Extracted records:
-------------------------
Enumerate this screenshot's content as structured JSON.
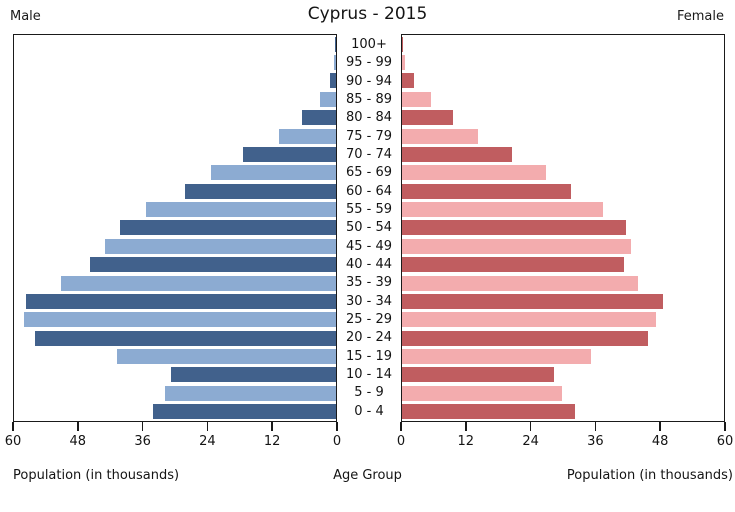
{
  "header": {
    "male_label": "Male",
    "title": "Cyprus - 2015",
    "female_label": "Female"
  },
  "footer": {
    "left_label": "Population (in thousands)",
    "center_label": "Age Group",
    "right_label": "Population (in thousands)"
  },
  "chart_data": {
    "type": "bar",
    "variant": "population-pyramid",
    "title": "Cyprus - 2015",
    "center_label": "Age Group",
    "xlabel": "Population (in thousands)",
    "age_groups_top_to_bottom": [
      "100+",
      "95 - 99",
      "90 - 94",
      "85 - 89",
      "80 - 84",
      "75 - 79",
      "70 - 74",
      "65 - 69",
      "60 - 64",
      "55 - 59",
      "50 - 54",
      "45 - 49",
      "40 - 44",
      "35 - 39",
      "30 - 34",
      "25 - 29",
      "20 - 24",
      "15 - 19",
      "10 - 14",
      "5 - 9",
      "0 - 4"
    ],
    "series": [
      {
        "name": "Male",
        "side": "left",
        "values_thousands": [
          0.1,
          0.3,
          1.1,
          2.9,
          6.4,
          10.6,
          17.3,
          23.3,
          28.2,
          35.4,
          40.2,
          43.0,
          45.8,
          51.3,
          57.7,
          58.1,
          56.0,
          40.8,
          30.8,
          31.9,
          34.1
        ]
      },
      {
        "name": "Female",
        "side": "right",
        "values_thousands": [
          0.2,
          0.5,
          2.2,
          5.4,
          9.5,
          14.2,
          20.5,
          26.9,
          31.4,
          37.5,
          41.8,
          42.6,
          41.4,
          43.9,
          48.7,
          47.3,
          45.8,
          35.3,
          28.4,
          29.8,
          32.2
        ]
      }
    ],
    "xlim": [
      0,
      60
    ],
    "male_axis_tick_labels": [
      "60",
      "48",
      "36",
      "24",
      "12",
      "0"
    ],
    "female_axis_tick_labels": [
      "0",
      "12",
      "24",
      "36",
      "48",
      "60"
    ],
    "grid": false,
    "legend": "none",
    "colors": {
      "male_dark": "#41618C",
      "male_light": "#8CABD2",
      "female_dark": "#C05D60",
      "female_light": "#F3ACAE",
      "axis": "#1A1A1A",
      "background": "#FFFFFF"
    }
  }
}
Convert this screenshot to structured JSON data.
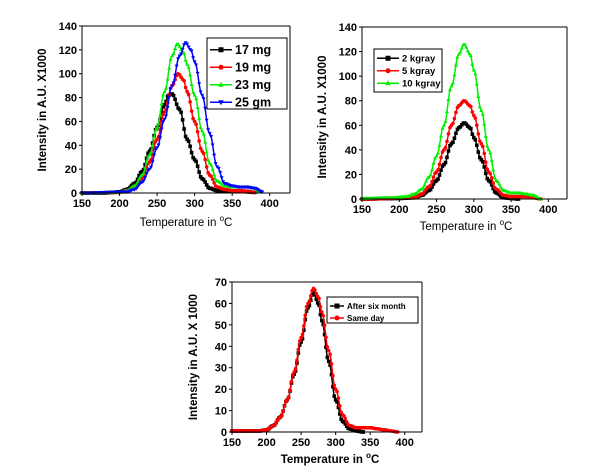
{
  "chart_data": [
    {
      "type": "scatter",
      "xlabel": "Temperature in °C",
      "xlabel_parts": {
        "text": "Temperature in ",
        "sup": "o",
        "unit": "C"
      },
      "ylabel": "Intensity in A.U. X1000",
      "xlim": [
        150,
        427
      ],
      "ylim": [
        0,
        140
      ],
      "xticks": [
        150,
        200,
        250,
        300,
        350,
        400
      ],
      "yticks": [
        0,
        20,
        40,
        60,
        80,
        100,
        120,
        140
      ],
      "grid": false,
      "legend_position": "top-right",
      "series": [
        {
          "name": "17 mg",
          "color": "#000000",
          "marker": "square",
          "x": [
            150,
            180,
            190,
            200,
            210,
            220,
            230,
            240,
            250,
            260,
            265,
            270,
            280,
            290,
            300,
            310,
            320,
            330,
            340,
            350,
            360,
            370,
            380
          ],
          "y": [
            0,
            0,
            0.5,
            1,
            3,
            8,
            18,
            35,
            55,
            74,
            82,
            83,
            70,
            45,
            28,
            12,
            4,
            2,
            1.5,
            1.5,
            1.5,
            1,
            0.5
          ]
        },
        {
          "name": "19 mg",
          "color": "#ff0000",
          "marker": "circle",
          "x": [
            150,
            200,
            210,
            220,
            230,
            240,
            250,
            260,
            270,
            278,
            285,
            290,
            300,
            310,
            320,
            330,
            340,
            350,
            360,
            370,
            380
          ],
          "y": [
            0,
            0.5,
            2,
            5,
            12,
            26,
            45,
            68,
            90,
            100,
            95,
            85,
            60,
            35,
            15,
            5,
            3,
            2,
            2,
            1.5,
            0.5
          ]
        },
        {
          "name": "23 mg",
          "color": "#00ee00",
          "marker": "triangle-up",
          "x": [
            150,
            200,
            210,
            220,
            230,
            240,
            250,
            260,
            270,
            277,
            285,
            290,
            300,
            310,
            320,
            330,
            340,
            350,
            360,
            370,
            380,
            385
          ],
          "y": [
            0,
            0.5,
            2,
            6,
            15,
            32,
            55,
            85,
            115,
            125,
            118,
            108,
            82,
            52,
            25,
            10,
            6,
            5,
            5,
            5,
            4,
            1
          ]
        },
        {
          "name": "25 gm",
          "color": "#0000ff",
          "marker": "triangle-down",
          "x": [
            150,
            210,
            220,
            230,
            240,
            250,
            260,
            270,
            280,
            288,
            295,
            300,
            310,
            320,
            330,
            340,
            350,
            360,
            370,
            380,
            390
          ],
          "y": [
            0,
            1,
            3,
            9,
            20,
            38,
            62,
            90,
            115,
            126,
            120,
            110,
            82,
            50,
            22,
            8,
            6,
            5,
            5,
            4,
            1
          ]
        }
      ]
    },
    {
      "type": "scatter",
      "xlabel": "Temperature in °C",
      "xlabel_parts": {
        "text": "Temperature in ",
        "sup": "o",
        "unit": "C"
      },
      "ylabel": "Intensity in A.U. X1000",
      "xlim": [
        150,
        425
      ],
      "ylim": [
        0,
        140
      ],
      "xticks": [
        150,
        200,
        250,
        300,
        350,
        400
      ],
      "yticks": [
        0,
        20,
        40,
        60,
        80,
        100,
        120,
        140
      ],
      "grid": false,
      "legend_position": "top-left",
      "series": [
        {
          "name": "2  kgray",
          "color": "#000000",
          "marker": "square",
          "x": [
            150,
            200,
            220,
            230,
            240,
            250,
            260,
            270,
            280,
            287,
            295,
            300,
            310,
            320,
            330,
            340,
            350,
            360
          ],
          "y": [
            0,
            0.5,
            1,
            3,
            7,
            15,
            28,
            45,
            58,
            62,
            58,
            50,
            32,
            15,
            5,
            1,
            0.5,
            0
          ]
        },
        {
          "name": "5  kgray",
          "color": "#ff0000",
          "marker": "circle",
          "x": [
            150,
            220,
            230,
            240,
            250,
            260,
            270,
            280,
            287,
            295,
            300,
            310,
            320,
            330,
            340,
            350,
            360,
            370,
            380,
            390
          ],
          "y": [
            0,
            1,
            4,
            10,
            22,
            40,
            60,
            76,
            80,
            76,
            68,
            45,
            22,
            8,
            3,
            2,
            2,
            2,
            1,
            0
          ]
        },
        {
          "name": "10 kgray",
          "color": "#00ee00",
          "marker": "triangle-up",
          "x": [
            150,
            190,
            210,
            220,
            230,
            240,
            250,
            260,
            270,
            280,
            287,
            295,
            300,
            310,
            320,
            330,
            340,
            350,
            360,
            370,
            380,
            390
          ],
          "y": [
            0.5,
            1,
            2,
            4,
            8,
            18,
            35,
            60,
            92,
            118,
            126,
            118,
            105,
            72,
            40,
            15,
            7,
            5,
            5,
            4,
            3,
            0
          ]
        }
      ]
    },
    {
      "type": "scatter",
      "xlabel": "Temperature in °C",
      "xlabel_parts": {
        "text": "Temperature in ",
        "sup": "o",
        "unit": "C"
      },
      "ylabel": "Intensity in A.U. X  1000",
      "xlim": [
        150,
        425
      ],
      "ylim": [
        0,
        70
      ],
      "xticks": [
        150,
        200,
        250,
        300,
        350,
        400
      ],
      "yticks": [
        0,
        10,
        20,
        30,
        40,
        50,
        60,
        70
      ],
      "grid": false,
      "legend_position": "top-right",
      "series": [
        {
          "name": "After six month",
          "color": "#000000",
          "marker": "square",
          "x": [
            150,
            190,
            200,
            210,
            220,
            230,
            240,
            250,
            260,
            268,
            275,
            280,
            290,
            300,
            310,
            320,
            330,
            340
          ],
          "y": [
            0.5,
            0.5,
            1,
            3,
            7,
            15,
            27,
            42,
            58,
            65,
            60,
            52,
            33,
            15,
            5,
            1.5,
            0.5,
            0
          ]
        },
        {
          "name": "Same day",
          "color": "#ff0000",
          "marker": "circle",
          "x": [
            150,
            190,
            200,
            210,
            220,
            230,
            240,
            250,
            260,
            268,
            275,
            280,
            290,
            300,
            310,
            320,
            330,
            340,
            350,
            360,
            370,
            380,
            390
          ],
          "y": [
            0.5,
            0.5,
            1,
            3,
            7,
            15,
            28,
            44,
            60,
            67,
            63,
            56,
            38,
            20,
            8,
            3,
            2,
            2,
            2,
            1.5,
            1,
            0.5,
            0
          ]
        }
      ]
    }
  ]
}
-------------------------
Exercise prompt:
List the lines of the records where "JSON" occurs.

Output for this task:
Enumerate this screenshot's content as structured JSON.
Convert this screenshot to structured JSON data.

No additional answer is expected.